Written request
Transcribe the entries that follow exactly as they appear, minus pictures.

Data records
-- START --

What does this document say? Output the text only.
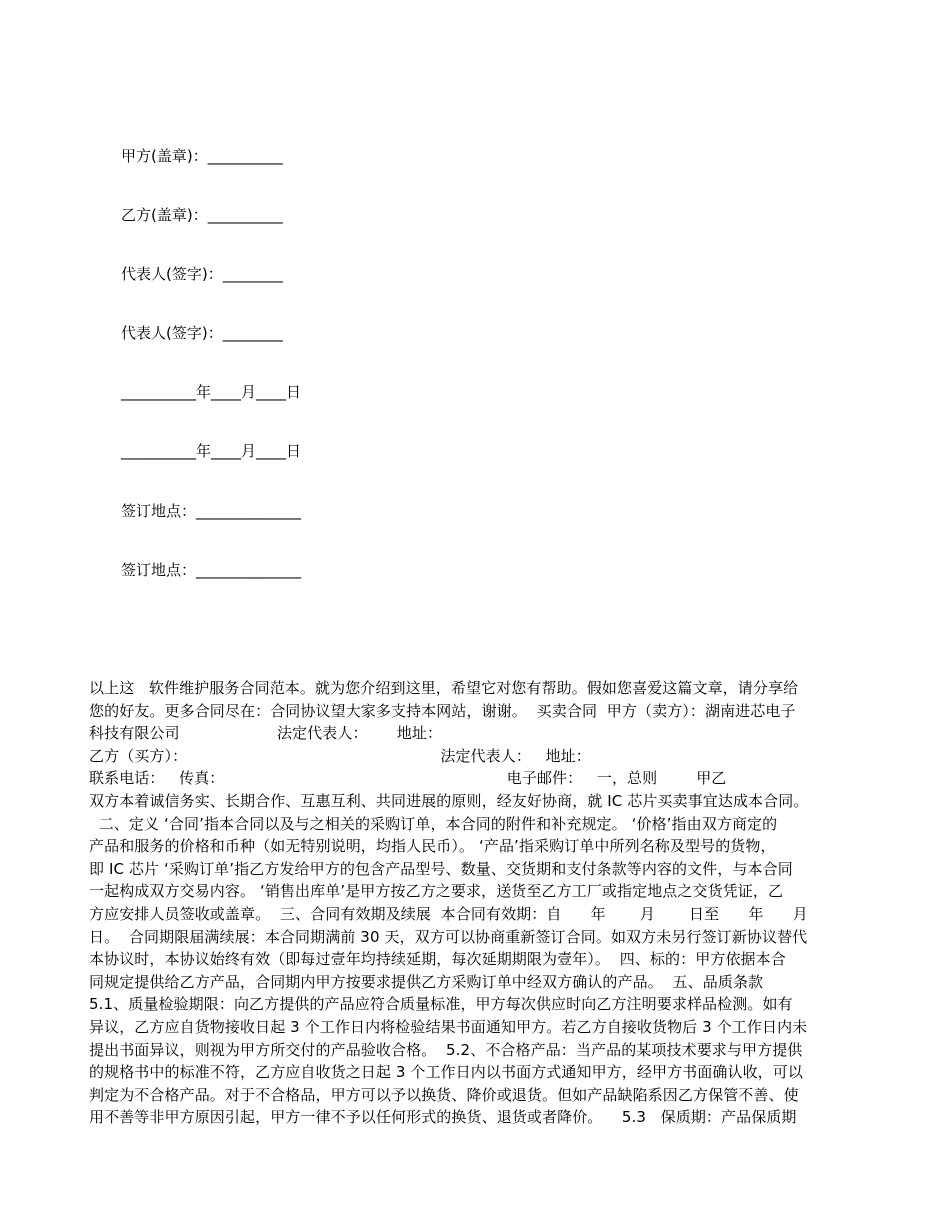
甲方(盖章)：__________
乙方(盖章)：__________
代表人(签字)：________
代表人(签字)：________
__________年____月____日
__________年____月____日
签订地点：______________
签订地点：______________
以上这   软件维护服务合同范本。就为您介绍到这里，希望它对您有帮助。假如您喜爱这篇文章，请分享给
您的好友。更多合同尽在：合同协议望大家多支持本网站，谢谢。  买卖合同  甲方（卖方）：湖南进芯电子
科技有限公司                    法定代表人：      地址：
乙方（买方）：                                                    法定代表人：   地址：
联系电话：   传真：                                                          电子邮件：   一，总则        甲乙
双方本着诚信务实、长期合作、互惠互利、共同进展的原则，经友好协商，就 IC 芯片买卖事宜达成本合同。
二、定义 ‘合同’指本合同以及与之相关的采购订单，本合同的附件和补充规定。 ‘价格’指由双方商定的
产品和服务的价格和币种（如无特别说明，均指人民币）。 ‘产品’指采购订单中所列名称及型号的货物，
即 IC 芯片 ‘采购订单’指乙方发给甲方的包含产品型号、数量、交货期和支付条款等内容的文件，与本合同
一起构成双方交易内容。 ‘销售出库单’是甲方按乙方之要求，送货至乙方工厂或指定地点之交货凭证，乙
方应安排人员签收或盖章。  三、合同有效期及续展  本合同有效期：自      年       月       日至      年      月
日。  合同期限届满续展：本合同期满前 30 天，双方可以协商重新签订合同。如双方未另行签订新协议替代
本协议时，本协议始终有效（即每过壹年均持续延期，每次延期期限为壹年）。  四、标的：甲方依据本合
同规定提供给乙方产品，合同期内甲方按要求提供乙方采购订单中经双方确认的产品。  五、品质条款
5.1、质量检验期限：向乙方提供的产品应符合质量标准，甲方每次供应时向乙方注明要求样品检测。如有
异议，乙方应自货物接收日起 3 个工作日内将检验结果书面通知甲方。若乙方自接收货物后 3 个工作日内未
提出书面异议，则视为甲方所交付的产品验收合格。  5.2、不合格产品：当产品的某项技术要求与甲方提供
的规格书中的标准不符，乙方应自收货之日起 3 个工作日内以书面方式通知甲方，经甲方书面确认收，可以
判定为不合格产品。对于不合格品，甲方可以予以换货、降价或退货。但如产品缺陷系因乙方保管不善、使
用不善等非甲方原因引起，甲方一律不予以任何形式的换货、退货或者降价。    5.3   保质期：产品保质期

-- END --

Task solution
What does this document say? Output the text only.
甲方(盖章)：__________
乙方(盖章)：__________
代表人(签字)：________
代表人(签字)：________
__________年____月____日
__________年____月____日
签订地点：______________
签订地点：______________
以上这   软件维护服务合同范本。就为您介绍到这里，希望它对您有帮助。假如您喜爱这篇文章，请分享给
您的好友。更多合同尽在：合同协议望大家多支持本网站，谢谢。  买卖合同  甲方（卖方）：湖南进芯电子
科技有限公司                    法定代表人：      地址：
乙方（买方）：                                                    法定代表人：   地址：
联系电话：   传真：                                                          电子邮件：   一，总则        甲乙
双方本着诚信务实、长期合作、互惠互利、共同进展的原则，经友好协商，就 IC 芯片买卖事宜达成本合同。
二、定义 ‘合同’指本合同以及与之相关的采购订单，本合同的附件和补充规定。 ‘价格’指由双方商定的
产品和服务的价格和币种（如无特别说明，均指人民币）。 ‘产品’指采购订单中所列名称及型号的货物，
即 IC 芯片 ‘采购订单’指乙方发给甲方的包含产品型号、数量、交货期和支付条款等内容的文件，与本合同
一起构成双方交易内容。 ‘销售出库单’是甲方按乙方之要求，送货至乙方工厂或指定地点之交货凭证，乙
方应安排人员签收或盖章。  三、合同有效期及续展  本合同有效期：自      年       月       日至      年      月
日。  合同期限届满续展：本合同期满前 30 天，双方可以协商重新签订合同。如双方未另行签订新协议替代
本协议时，本协议始终有效（即每过壹年均持续延期，每次延期期限为壹年）。  四、标的：甲方依据本合
同规定提供给乙方产品，合同期内甲方按要求提供乙方采购订单中经双方确认的产品。  五、品质条款
5.1、质量检验期限：向乙方提供的产品应符合质量标准，甲方每次供应时向乙方注明要求样品检测。如有
异议，乙方应自货物接收日起 3 个工作日内将检验结果书面通知甲方。若乙方自接收货物后 3 个工作日内未
提出书面异议，则视为甲方所交付的产品验收合格。  5.2、不合格产品：当产品的某项技术要求与甲方提供
的规格书中的标准不符，乙方应自收货之日起 3 个工作日内以书面方式通知甲方，经甲方书面确认收，可以
判定为不合格产品。对于不合格品，甲方可以予以换货、降价或退货。但如产品缺陷系因乙方保管不善、使
用不善等非甲方原因引起，甲方一律不予以任何形式的换货、退货或者降价。    5.3   保质期：产品保质期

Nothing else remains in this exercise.